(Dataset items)
──────────

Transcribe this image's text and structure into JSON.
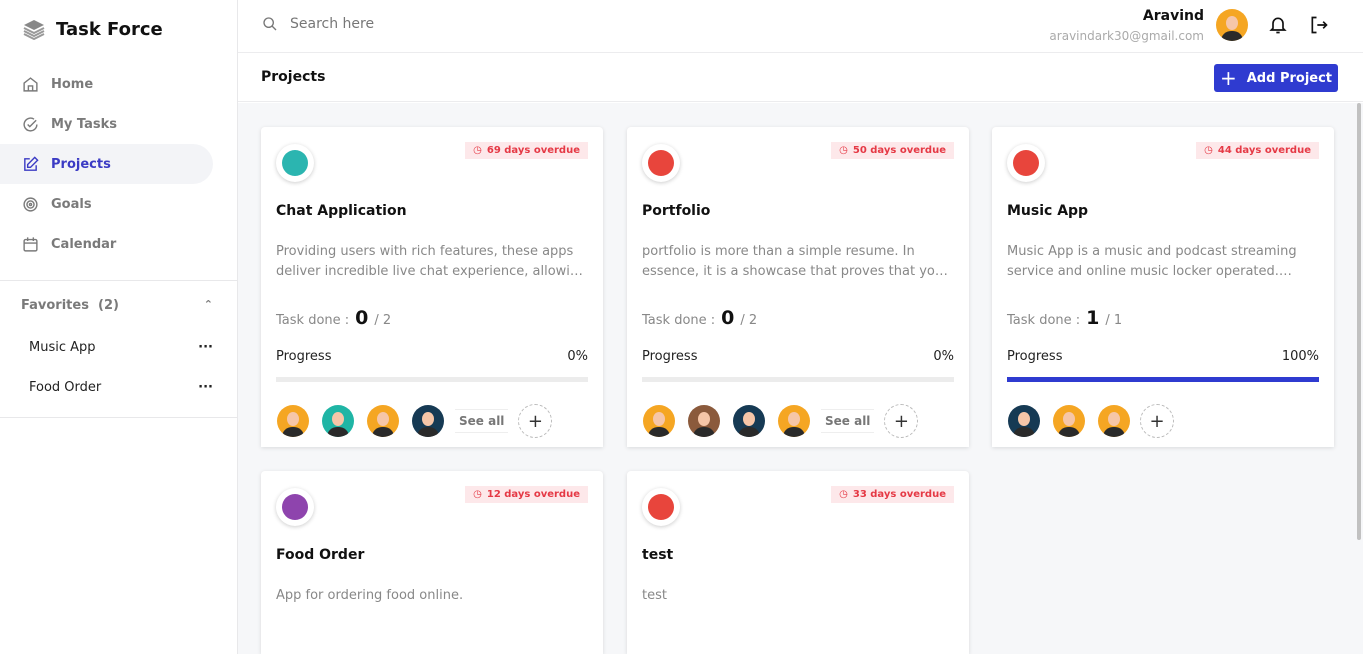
{
  "app": {
    "title": "Task Force"
  },
  "sidebar": {
    "items": [
      {
        "label": "Home",
        "icon": "home-icon"
      },
      {
        "label": "My Tasks",
        "icon": "check-circle-icon"
      },
      {
        "label": "Projects",
        "icon": "edit-icon",
        "active": true
      },
      {
        "label": "Goals",
        "icon": "target-icon"
      },
      {
        "label": "Calendar",
        "icon": "calendar-icon"
      }
    ],
    "favorites_label": "Favorites",
    "favorites_count": "(2)",
    "favorites": [
      {
        "label": "Music App"
      },
      {
        "label": "Food Order"
      }
    ]
  },
  "header": {
    "search_placeholder": "Search here",
    "user_name": "Aravind",
    "user_email": "aravindark30@gmail.com"
  },
  "page": {
    "title": "Projects",
    "add_label": "Add Project"
  },
  "colors": {
    "accent": "#2f3bd0",
    "overdue": "#e53945"
  },
  "labels": {
    "task_done": "Task done :",
    "progress": "Progress",
    "see_all": "See all"
  },
  "projects": [
    {
      "title": "Chat Application",
      "overdue": "69 days overdue",
      "description": "Providing users with rich features, these apps deliver incredible live chat experience, allowing users to communicate in real time.",
      "done": "0",
      "total": "/ 2",
      "progress": "0%",
      "progress_value": 0,
      "icon_color": "#2bb5b0",
      "members": [
        "#f5a623",
        "#1fb5a5",
        "#f5a623",
        "#163a54"
      ],
      "see_all": true
    },
    {
      "title": "Portfolio",
      "overdue": "50 days overdue",
      "description": "portfolio is more than a simple resume. In essence, it is a showcase that proves that you have the skills.",
      "done": "0",
      "total": "/ 2",
      "progress": "0%",
      "progress_value": 0,
      "icon_color": "#e8453c",
      "members": [
        "#f5a623",
        "#8b5a3c",
        "#163a54",
        "#f5a623"
      ],
      "see_all": true
    },
    {
      "title": "Music App",
      "overdue": "44 days overdue",
      "description": "Music App is a music and podcast streaming service and online music locker operated. Music everywhere.",
      "done": "1",
      "total": "/ 1",
      "progress": "100%",
      "progress_value": 100,
      "icon_color": "#e8453c",
      "members": [
        "#163a54",
        "#f5a623",
        "#f5a623"
      ],
      "see_all": false
    },
    {
      "title": "Food Order",
      "overdue": "12 days overdue",
      "description": "App for ordering food online.",
      "icon_color": "#8e44ad"
    },
    {
      "title": "test",
      "overdue": "33 days overdue",
      "description": "test",
      "icon_color": "#e8453c"
    }
  ]
}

──────────

GIVEN TASK: Transcribe the material exactly, keeping every word and none of the pictures.

OUTPUT FOR THIS EXERCISE:
Transcribe this image's text and structure into JSON.
{
  "app": {
    "title": "Task Force"
  },
  "sidebar": {
    "items": [
      {
        "label": "Home",
        "icon": "home-icon"
      },
      {
        "label": "My Tasks",
        "icon": "check-circle-icon"
      },
      {
        "label": "Projects",
        "icon": "edit-icon",
        "active": true
      },
      {
        "label": "Goals",
        "icon": "target-icon"
      },
      {
        "label": "Calendar",
        "icon": "calendar-icon"
      }
    ],
    "favorites_label": "Favorites",
    "favorites_count": "(2)",
    "favorites": [
      {
        "label": "Music App"
      },
      {
        "label": "Food Order"
      }
    ]
  },
  "header": {
    "search_placeholder": "Search here",
    "user_name": "Aravind",
    "user_email": "aravindark30@gmail.com"
  },
  "page": {
    "title": "Projects",
    "add_label": "Add Project"
  },
  "colors": {
    "accent": "#2f3bd0",
    "overdue": "#e53945"
  },
  "labels": {
    "task_done": "Task done :",
    "progress": "Progress",
    "see_all": "See all"
  },
  "projects": [
    {
      "title": "Chat Application",
      "overdue": "69 days overdue",
      "description": "Providing users with rich features, these apps deliver incredible live chat experience, allowing users to communicate in real time.",
      "done": "0",
      "total": "/ 2",
      "progress": "0%",
      "progress_value": 0,
      "icon_color": "#2bb5b0",
      "members": [
        "#f5a623",
        "#1fb5a5",
        "#f5a623",
        "#163a54"
      ],
      "see_all": true
    },
    {
      "title": "Portfolio",
      "overdue": "50 days overdue",
      "description": "portfolio is more than a simple resume. In essence, it is a showcase that proves that you have the skills.",
      "done": "0",
      "total": "/ 2",
      "progress": "0%",
      "progress_value": 0,
      "icon_color": "#e8453c",
      "members": [
        "#f5a623",
        "#8b5a3c",
        "#163a54",
        "#f5a623"
      ],
      "see_all": true
    },
    {
      "title": "Music App",
      "overdue": "44 days overdue",
      "description": "Music App is a music and podcast streaming service and online music locker operated. Music everywhere.",
      "done": "1",
      "total": "/ 1",
      "progress": "100%",
      "progress_value": 100,
      "icon_color": "#e8453c",
      "members": [
        "#163a54",
        "#f5a623",
        "#f5a623"
      ],
      "see_all": false
    },
    {
      "title": "Food Order",
      "overdue": "12 days overdue",
      "description": "App for ordering food online.",
      "icon_color": "#8e44ad"
    },
    {
      "title": "test",
      "overdue": "33 days overdue",
      "description": "test",
      "icon_color": "#e8453c"
    }
  ]
}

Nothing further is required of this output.